The Ultimate Fighting Championship returns to Philadelphia this weekend for the first time since 2011, when Tito Ortiz fought Rashad Evans at UFC 133 at the Wells Fargo Center.
This time around it’s a “Fight Night,” event, live at The Center on ESPN and unfortunately sandwiched into a window that will overlap with a Phillies home game and a Sixers road game.
“But that’s okay!” as Joe Cordell once said. There are some interesting fights on different portions of the card, so even if you only catch a fight here or there, you’re bound to see something intriguing.
Main Event: Edson Barboza (#6) vs. Justin Gaethje (#8) – lightweight
Should be a total war between two guys who recently ended losing streaks with solid wins.
Gaethje is 19-2 and coming off an August victory over James Vick. That was a bounce back for him after a couple of outrageous battles against Eddie Alvarez and Dustin Poirier. Barboza recently took out Dan Hooker with body shots after a couple of lopsided losses against Kevin Lee and Khabib Nurmagomedov.
Barboza and Gaethje are both stand-up fighters with violent tendencies, guys who throw crazy shots and hit pretty damn hard.
Edson is three years older (33) with six more fights under his belt. He has one of the promotion’s most dangerous kicking games, if not the best, and is the only UFC fighter with multiple leg kick finishes. He does have a couple of submission wins, but he’s typically going to remain on his feet and hit you with this kind of stuff:
Gaethje is a straight-up brawler and another guy who wants to fight on the feet. 15 of his last 16 fights have ended in finishes, so he’s not a guy who’s going to go five rounds and try to out-point you. There’s no way this fight lasts longer than three rounds and I’d be stunned if it even goes past the second.

________________________

Stated exercise 1
Please reproduce the passage of the UFC fight preview above starting with "Main Event: Edson" and going on through "and Khabib Nurmagomedov.".
Stated exercise 2
Render this sentence from the UFC fight preview above in Spanish: "Gaethje is 19-2 and coming off an August victory over James Vick."

Data segment
________________________

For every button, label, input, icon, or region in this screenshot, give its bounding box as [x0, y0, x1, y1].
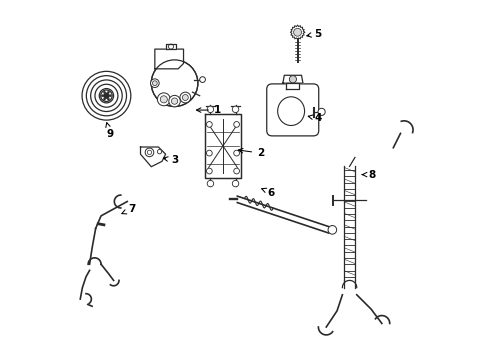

________________________

Full solution 1
Main Event: Edson Barboza (#6) vs. Justin Gaethje (#8) – lightweight
Should be a total war between two guys who recently ended losing streaks with solid wins.
Gaethje is 19-2 and coming off an August victory over James Vick. That was a bounce back for him after a couple of outrageous battles against Eddie Alvarez and Dustin Poirier. Barboza recently took out Dan Hooker with body shots after a couple of lopsided losses against Kevin Lee and Khabib Nurmagomedov.

Full solution 2
Gaethje tiene un récord de 19-2 y viene de una victoria en agosto sobre James Vick.